* [WHAT IS EXPECTED]:
Show all lines holding the string "name".

===== EXTRACTED ENTRIES =====

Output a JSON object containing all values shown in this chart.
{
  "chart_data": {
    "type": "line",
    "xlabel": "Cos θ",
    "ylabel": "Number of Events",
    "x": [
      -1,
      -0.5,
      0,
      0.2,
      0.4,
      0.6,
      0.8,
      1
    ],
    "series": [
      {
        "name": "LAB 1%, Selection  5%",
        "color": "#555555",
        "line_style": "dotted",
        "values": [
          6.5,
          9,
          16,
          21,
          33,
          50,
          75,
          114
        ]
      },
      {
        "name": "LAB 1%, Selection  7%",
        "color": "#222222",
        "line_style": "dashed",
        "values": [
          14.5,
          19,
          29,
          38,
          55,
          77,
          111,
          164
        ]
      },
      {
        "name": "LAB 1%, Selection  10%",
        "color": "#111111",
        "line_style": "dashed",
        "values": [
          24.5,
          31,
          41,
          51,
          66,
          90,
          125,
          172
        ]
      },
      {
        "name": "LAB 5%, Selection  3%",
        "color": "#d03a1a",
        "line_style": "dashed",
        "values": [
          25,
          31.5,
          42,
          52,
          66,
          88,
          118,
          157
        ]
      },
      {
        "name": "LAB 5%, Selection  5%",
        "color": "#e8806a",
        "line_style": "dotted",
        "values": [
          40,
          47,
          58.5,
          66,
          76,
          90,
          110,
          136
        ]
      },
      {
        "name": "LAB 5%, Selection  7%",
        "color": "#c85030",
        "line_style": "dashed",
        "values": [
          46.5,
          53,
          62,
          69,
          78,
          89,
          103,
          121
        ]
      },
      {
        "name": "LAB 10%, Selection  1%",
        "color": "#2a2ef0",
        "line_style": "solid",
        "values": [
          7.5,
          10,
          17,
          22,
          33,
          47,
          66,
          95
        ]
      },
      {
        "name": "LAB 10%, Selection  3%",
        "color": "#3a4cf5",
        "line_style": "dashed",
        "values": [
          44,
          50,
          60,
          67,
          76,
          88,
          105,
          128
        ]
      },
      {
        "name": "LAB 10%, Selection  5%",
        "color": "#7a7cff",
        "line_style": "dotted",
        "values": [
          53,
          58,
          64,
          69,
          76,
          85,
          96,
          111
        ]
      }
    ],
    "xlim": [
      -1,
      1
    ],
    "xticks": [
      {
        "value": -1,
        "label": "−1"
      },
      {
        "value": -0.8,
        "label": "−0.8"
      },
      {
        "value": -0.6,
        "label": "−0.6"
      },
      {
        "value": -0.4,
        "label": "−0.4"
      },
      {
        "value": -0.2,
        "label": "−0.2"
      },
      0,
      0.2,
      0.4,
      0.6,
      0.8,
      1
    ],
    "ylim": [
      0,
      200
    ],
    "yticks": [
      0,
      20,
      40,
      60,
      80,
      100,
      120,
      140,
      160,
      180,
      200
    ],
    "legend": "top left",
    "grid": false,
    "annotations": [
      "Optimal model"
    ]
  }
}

=====

* [ANSWER TO THE PROBLEM]:
        "name": "LAB 1%, Selection  5%",
        "name": "LAB 1%, Selection  7%",
        "name": "LAB 1%, Selection  10%",
        "name": "LAB 5%, Selection  3%",
        "name": "LAB 5%, Selection  5%",
        "name": "LAB 5%, Selection  7%",
        "name": "LAB 10%, Selection  1%",
        "name": "LAB 10%, Selection  3%",
        "name": "LAB 10%, Selection  5%",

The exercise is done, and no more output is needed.